DATASET ENTRIES:
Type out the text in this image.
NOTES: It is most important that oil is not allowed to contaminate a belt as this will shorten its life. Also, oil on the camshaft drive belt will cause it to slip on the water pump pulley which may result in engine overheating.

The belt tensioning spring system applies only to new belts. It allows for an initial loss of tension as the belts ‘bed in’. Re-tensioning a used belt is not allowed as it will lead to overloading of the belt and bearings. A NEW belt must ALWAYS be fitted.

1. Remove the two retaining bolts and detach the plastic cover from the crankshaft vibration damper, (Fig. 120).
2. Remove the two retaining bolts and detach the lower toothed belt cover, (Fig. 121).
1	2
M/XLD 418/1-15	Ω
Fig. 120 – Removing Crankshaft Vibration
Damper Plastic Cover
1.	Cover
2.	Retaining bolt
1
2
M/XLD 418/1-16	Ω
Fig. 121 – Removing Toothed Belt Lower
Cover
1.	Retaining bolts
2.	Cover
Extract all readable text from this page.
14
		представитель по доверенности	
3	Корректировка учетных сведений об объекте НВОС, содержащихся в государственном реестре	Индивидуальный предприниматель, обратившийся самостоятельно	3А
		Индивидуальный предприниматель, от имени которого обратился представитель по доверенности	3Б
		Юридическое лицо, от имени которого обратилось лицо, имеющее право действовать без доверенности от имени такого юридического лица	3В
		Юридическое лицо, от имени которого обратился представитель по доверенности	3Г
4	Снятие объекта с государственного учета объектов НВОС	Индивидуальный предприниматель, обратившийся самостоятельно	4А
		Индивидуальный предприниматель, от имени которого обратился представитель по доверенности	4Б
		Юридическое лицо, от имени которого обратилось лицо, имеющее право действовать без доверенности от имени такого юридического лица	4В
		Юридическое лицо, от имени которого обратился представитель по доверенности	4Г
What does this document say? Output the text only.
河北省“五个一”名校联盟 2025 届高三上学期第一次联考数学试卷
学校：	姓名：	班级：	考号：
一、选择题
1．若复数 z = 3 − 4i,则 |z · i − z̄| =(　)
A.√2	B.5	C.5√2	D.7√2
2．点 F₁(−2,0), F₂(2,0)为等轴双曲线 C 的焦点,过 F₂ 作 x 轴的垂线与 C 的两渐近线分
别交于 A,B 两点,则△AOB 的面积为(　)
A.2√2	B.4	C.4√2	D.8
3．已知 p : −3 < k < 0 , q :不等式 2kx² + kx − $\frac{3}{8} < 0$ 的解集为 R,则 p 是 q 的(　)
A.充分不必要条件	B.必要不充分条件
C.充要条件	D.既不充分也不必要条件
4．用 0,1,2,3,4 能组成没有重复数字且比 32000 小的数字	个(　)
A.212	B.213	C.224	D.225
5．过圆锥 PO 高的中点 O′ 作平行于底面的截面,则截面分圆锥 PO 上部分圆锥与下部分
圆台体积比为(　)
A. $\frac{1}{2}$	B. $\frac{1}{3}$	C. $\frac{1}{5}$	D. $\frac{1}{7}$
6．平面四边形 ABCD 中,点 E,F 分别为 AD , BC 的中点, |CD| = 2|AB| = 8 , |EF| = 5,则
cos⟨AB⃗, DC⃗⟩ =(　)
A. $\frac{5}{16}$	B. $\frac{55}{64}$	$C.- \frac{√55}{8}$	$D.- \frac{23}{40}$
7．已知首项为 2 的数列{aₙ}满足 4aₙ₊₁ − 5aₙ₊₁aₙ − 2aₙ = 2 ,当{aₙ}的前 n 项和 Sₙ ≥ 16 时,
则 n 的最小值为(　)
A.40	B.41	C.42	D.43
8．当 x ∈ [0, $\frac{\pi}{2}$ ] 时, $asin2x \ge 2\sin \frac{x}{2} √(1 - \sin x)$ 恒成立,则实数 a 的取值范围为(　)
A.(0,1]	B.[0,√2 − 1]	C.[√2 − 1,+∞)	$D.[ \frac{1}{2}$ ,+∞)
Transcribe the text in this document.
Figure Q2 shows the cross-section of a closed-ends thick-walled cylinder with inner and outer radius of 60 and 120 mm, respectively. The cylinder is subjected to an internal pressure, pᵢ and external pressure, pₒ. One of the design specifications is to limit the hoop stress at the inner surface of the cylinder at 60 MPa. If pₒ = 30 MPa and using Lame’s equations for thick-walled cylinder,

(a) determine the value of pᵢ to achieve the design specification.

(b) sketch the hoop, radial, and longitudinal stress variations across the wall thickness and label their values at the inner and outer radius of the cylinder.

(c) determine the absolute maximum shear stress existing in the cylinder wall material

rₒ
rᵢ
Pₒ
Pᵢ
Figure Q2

OBJECTIVE:
List the lines of the material in which the word "имеющее" occurs.

EXERCISE OUTPUT:
		Юридическое лицо, от имени которого обратилось лицо, имеющее право действовать без доверенности от имени такого юридического лица	3В
		Юридическое лицо, от имени которого обратилось лицо, имеющее право действовать без доверенности от имени такого юридического лица	4В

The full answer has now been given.